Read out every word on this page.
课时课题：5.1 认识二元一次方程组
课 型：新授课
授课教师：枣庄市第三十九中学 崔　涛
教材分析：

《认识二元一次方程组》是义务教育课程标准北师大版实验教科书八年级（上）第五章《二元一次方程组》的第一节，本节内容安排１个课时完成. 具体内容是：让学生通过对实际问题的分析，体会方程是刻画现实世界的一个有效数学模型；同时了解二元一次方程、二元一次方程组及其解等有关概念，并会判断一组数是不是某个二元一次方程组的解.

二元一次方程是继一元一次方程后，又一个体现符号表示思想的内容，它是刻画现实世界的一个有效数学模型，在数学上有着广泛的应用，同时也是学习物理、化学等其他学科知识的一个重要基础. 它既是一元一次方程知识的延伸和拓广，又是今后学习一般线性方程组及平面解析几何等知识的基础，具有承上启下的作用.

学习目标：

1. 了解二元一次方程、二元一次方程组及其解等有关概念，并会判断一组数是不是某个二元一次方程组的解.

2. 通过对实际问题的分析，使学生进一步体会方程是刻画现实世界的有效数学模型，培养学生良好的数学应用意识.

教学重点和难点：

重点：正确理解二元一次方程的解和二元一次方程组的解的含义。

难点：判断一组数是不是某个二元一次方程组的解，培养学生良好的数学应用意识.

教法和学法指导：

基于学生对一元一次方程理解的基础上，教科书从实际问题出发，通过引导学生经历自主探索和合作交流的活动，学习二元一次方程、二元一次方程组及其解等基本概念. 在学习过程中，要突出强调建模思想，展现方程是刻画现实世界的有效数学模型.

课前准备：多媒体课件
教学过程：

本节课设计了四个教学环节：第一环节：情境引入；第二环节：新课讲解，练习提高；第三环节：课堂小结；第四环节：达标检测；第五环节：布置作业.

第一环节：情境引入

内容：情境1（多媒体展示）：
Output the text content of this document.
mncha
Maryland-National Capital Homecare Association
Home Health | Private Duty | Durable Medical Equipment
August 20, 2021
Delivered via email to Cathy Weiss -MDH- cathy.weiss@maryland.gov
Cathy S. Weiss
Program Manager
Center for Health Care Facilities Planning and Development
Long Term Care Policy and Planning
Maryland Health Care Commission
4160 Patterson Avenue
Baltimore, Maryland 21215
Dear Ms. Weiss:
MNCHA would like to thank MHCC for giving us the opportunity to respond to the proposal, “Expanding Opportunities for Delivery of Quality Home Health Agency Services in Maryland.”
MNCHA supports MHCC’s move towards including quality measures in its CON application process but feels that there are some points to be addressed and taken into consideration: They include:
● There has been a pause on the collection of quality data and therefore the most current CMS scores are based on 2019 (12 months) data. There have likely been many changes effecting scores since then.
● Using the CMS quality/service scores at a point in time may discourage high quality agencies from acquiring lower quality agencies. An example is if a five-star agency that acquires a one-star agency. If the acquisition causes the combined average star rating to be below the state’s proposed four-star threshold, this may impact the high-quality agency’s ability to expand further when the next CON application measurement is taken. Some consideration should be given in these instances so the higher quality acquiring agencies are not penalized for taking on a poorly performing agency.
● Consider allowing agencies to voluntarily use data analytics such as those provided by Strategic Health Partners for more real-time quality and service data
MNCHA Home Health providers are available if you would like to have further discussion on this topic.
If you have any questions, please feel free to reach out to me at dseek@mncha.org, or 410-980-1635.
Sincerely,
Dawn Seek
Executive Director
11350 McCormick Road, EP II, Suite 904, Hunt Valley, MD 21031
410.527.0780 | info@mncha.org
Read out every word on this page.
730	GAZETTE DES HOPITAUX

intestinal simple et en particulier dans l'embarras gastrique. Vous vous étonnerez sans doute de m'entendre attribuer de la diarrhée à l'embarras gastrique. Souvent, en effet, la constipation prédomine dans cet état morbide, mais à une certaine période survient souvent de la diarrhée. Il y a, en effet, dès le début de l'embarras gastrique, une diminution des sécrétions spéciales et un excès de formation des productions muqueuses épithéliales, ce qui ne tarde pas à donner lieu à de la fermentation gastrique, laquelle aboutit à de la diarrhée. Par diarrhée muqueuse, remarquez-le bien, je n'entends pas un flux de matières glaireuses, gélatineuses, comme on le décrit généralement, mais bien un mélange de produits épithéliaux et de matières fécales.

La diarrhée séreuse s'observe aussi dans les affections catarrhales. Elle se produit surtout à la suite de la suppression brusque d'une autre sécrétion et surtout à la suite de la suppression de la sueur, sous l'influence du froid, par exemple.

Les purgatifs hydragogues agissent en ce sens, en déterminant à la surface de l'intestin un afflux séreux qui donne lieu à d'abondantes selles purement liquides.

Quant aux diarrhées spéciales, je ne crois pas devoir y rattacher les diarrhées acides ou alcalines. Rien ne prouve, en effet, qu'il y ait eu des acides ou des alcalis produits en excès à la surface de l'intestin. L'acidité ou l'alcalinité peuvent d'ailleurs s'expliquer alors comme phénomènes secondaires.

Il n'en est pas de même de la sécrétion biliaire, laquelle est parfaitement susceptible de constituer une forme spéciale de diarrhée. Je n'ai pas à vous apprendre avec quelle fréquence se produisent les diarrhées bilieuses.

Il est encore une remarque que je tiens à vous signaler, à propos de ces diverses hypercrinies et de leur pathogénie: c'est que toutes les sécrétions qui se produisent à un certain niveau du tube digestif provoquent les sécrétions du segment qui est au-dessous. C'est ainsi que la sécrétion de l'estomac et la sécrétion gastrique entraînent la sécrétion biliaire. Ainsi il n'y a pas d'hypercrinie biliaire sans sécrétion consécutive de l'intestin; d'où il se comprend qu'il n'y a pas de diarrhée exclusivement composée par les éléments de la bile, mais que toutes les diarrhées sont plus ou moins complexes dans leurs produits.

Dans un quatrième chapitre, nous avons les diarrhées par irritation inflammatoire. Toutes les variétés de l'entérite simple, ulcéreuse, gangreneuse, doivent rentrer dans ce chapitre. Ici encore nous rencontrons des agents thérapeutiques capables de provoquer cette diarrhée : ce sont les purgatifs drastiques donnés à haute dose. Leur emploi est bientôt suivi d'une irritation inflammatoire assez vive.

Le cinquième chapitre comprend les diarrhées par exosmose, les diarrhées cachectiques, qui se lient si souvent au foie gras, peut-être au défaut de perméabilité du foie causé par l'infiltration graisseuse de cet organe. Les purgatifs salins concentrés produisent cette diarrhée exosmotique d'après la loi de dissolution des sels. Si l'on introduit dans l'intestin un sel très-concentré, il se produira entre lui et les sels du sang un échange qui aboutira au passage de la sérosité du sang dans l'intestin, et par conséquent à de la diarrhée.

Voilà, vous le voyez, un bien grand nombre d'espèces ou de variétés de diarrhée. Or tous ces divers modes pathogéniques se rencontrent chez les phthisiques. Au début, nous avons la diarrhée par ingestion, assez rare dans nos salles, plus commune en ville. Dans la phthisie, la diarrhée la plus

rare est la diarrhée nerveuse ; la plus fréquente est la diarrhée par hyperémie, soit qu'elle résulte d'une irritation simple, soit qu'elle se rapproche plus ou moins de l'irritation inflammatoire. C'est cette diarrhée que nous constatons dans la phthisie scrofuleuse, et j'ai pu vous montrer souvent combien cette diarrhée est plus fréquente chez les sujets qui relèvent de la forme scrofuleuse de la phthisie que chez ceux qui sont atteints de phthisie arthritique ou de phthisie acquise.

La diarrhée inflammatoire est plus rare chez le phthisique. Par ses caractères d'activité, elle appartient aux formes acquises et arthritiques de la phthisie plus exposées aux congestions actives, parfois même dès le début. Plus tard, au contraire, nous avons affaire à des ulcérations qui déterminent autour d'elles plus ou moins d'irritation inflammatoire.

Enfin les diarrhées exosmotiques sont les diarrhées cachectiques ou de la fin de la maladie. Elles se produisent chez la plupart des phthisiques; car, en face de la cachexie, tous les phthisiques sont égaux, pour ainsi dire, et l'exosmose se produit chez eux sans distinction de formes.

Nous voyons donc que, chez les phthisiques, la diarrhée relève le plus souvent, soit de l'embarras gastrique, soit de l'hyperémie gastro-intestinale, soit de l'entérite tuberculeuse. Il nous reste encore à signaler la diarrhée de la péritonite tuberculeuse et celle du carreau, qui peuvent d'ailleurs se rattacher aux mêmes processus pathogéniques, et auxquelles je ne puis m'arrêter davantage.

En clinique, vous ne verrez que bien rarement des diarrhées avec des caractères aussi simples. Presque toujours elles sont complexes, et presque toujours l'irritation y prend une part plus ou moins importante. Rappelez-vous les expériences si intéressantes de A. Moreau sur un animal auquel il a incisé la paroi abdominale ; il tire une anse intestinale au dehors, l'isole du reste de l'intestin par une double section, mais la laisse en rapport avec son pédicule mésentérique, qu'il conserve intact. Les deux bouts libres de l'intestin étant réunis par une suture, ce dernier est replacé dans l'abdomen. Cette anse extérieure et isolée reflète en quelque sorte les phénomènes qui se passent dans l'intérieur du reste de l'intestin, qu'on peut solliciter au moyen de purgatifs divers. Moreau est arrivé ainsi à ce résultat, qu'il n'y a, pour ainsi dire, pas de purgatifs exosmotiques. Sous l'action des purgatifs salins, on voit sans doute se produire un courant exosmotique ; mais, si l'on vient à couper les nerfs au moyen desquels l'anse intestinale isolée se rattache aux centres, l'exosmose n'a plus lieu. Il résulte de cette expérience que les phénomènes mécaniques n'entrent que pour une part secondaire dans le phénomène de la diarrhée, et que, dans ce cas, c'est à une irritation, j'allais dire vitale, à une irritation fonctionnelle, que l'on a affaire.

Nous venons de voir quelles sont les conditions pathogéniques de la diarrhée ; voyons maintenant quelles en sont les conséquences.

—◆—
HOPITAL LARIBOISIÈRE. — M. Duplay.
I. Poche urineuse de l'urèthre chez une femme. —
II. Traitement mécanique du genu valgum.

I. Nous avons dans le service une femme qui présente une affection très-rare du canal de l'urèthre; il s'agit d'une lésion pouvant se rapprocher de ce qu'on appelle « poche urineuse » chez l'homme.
━━━━
**Stated task:**
From the data above, copy each line that has the string "très".

**Final answer:**
Le cinquième chapitre comprend les diarrhées par exosmose, les diarrhées cachectiques, qui se lient si souvent au foie gras, peut-être au défaut de perméabilité du foie causé par l'infiltration graisseuse de cet organe. Les purgatifs salins concentrés produisent cette diarrhée exosmotique d'après la loi de dissolution des sels. Si l'on introduit dans l'intestin un sel très-concentré, il se produira entre lui et les sels du sang un échange qui aboutira au passage de la sérosité du sang dans l'intestin, et par conséquent à de la diarrhée.
I. Nous avons dans le service une femme qui présente une affection très-rare du canal de l'urèthre; il s'agit d'une lésion pouvant se rapprocher de ce qu'on appelle « poche urineuse » chez l'homme.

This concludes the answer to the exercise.